**DIRECTIONS FOR THIS TASK**
Check every line below for the word "axis" and show those that hold it.

**DATA SUPPLIED**

^^^^^^^^

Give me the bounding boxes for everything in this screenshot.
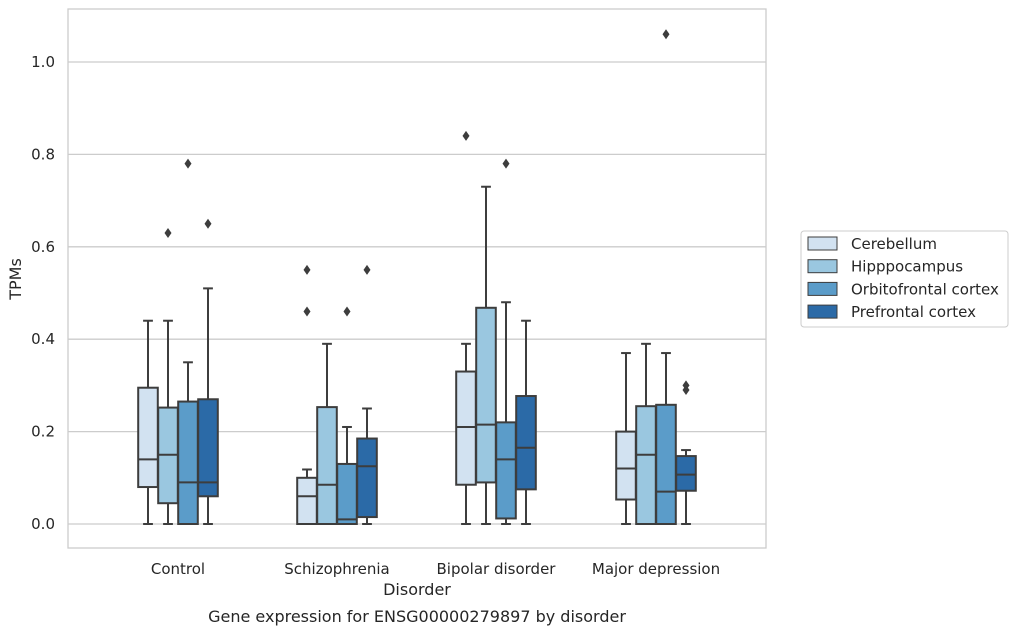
legend-swatch	[807, 236, 838, 251]
box-iqr	[336, 462, 358, 526]
legend-item: Prefrontal cortex	[807, 303, 976, 321]
box-iqr	[455, 370, 477, 486]
legend-item: Orbitofrontal cortex	[807, 280, 999, 298]
x-tick-label: Bipolar disorder	[437, 560, 557, 578]
box-group	[356, 264, 378, 525]
y-axis-title: TPMs	[6, 258, 25, 301]
x-tick-label: Major depression	[592, 560, 720, 578]
legend-label: Hipppocampus	[851, 258, 963, 276]
legend: Cerebellum Hipppocampus Orbitofrontal cort…	[800, 230, 1009, 328]
box-series	[137, 29, 697, 526]
x-tick-label: Schizophrenia	[284, 560, 389, 578]
outlier-point	[502, 158, 510, 169]
outlier-point	[662, 29, 670, 40]
legend-frame	[800, 230, 1009, 328]
outlier-point	[184, 158, 192, 169]
chart-caption: Gene expression for ENSG00000279897 by d…	[208, 607, 626, 626]
outlier-point	[164, 227, 172, 238]
x-axis-ticks: Control Schizophrenia Bipolar disorder Majo…	[151, 560, 720, 578]
box-iqr	[495, 421, 517, 520]
box-group	[316, 342, 338, 526]
legend-label: Cerebellum	[851, 235, 937, 253]
box-group	[655, 29, 677, 525]
box-group	[635, 342, 657, 525]
box-iqr	[675, 455, 697, 492]
y-tick-label: 0.8	[31, 145, 55, 163]
legend-label: Prefrontal cortex	[851, 303, 976, 321]
box-iqr	[197, 398, 219, 498]
legend-swatch	[807, 259, 838, 274]
box-iqr	[475, 306, 497, 484]
outlier-point	[303, 264, 311, 275]
box-group	[515, 319, 537, 525]
y-tick-label: 0.0	[31, 515, 55, 533]
outlier-point	[204, 218, 212, 229]
legend-swatch	[807, 304, 838, 319]
y-tick-label: 0.6	[31, 238, 55, 256]
box-group	[455, 130, 477, 525]
y-tick-label: 0.2	[31, 423, 55, 441]
box-iqr	[177, 400, 199, 526]
box-group	[296, 264, 318, 525]
box-iqr	[655, 403, 677, 525]
outlier-point	[682, 380, 690, 391]
box-iqr	[316, 406, 338, 526]
box-iqr	[137, 386, 159, 489]
box-iqr	[615, 430, 637, 501]
box-iqr	[515, 395, 537, 491]
box-group	[615, 352, 637, 525]
box-group	[675, 380, 697, 525]
y-axis-ticks: 0.0 0.2 0.4 0.6 0.8 1.0	[31, 53, 55, 533]
box-group	[475, 185, 497, 525]
y-tick-label: 0.4	[31, 330, 55, 348]
outlier-point	[363, 264, 371, 275]
box-group	[495, 158, 517, 525]
y-tick-label: 1.0	[31, 53, 55, 71]
outlier-point	[462, 130, 470, 141]
legend-swatch	[807, 281, 838, 296]
box-group	[137, 319, 159, 525]
x-axis-title: Disorder	[383, 580, 451, 599]
legend-item: Hipppocampus	[807, 258, 963, 276]
legend-label: Orbitofrontal cortex	[851, 280, 999, 298]
box-group	[197, 218, 219, 525]
outlier-point	[303, 306, 311, 317]
box-iqr	[635, 405, 657, 525]
box-iqr	[356, 437, 378, 519]
outlier-point	[343, 306, 351, 317]
box-iqr	[296, 476, 318, 525]
x-tick-label: Control	[151, 560, 205, 578]
legend-item: Cerebellum	[807, 235, 937, 253]
box-group	[157, 227, 179, 525]
plot-frame	[67, 8, 767, 549]
box-group	[177, 158, 199, 526]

^^^^^^^^

**COMPLETED TASK**
y-axis-title: TPMs	[6, 258, 25, 301]
x-axis-ticks: Control Schizophrenia Bipolar disorder Majo…	[151, 560, 720, 578]
y-axis-ticks: 0.0 0.2 0.4 0.6 0.8 1.0	[31, 53, 55, 533]
x-axis-title: Disorder	[383, 580, 451, 599]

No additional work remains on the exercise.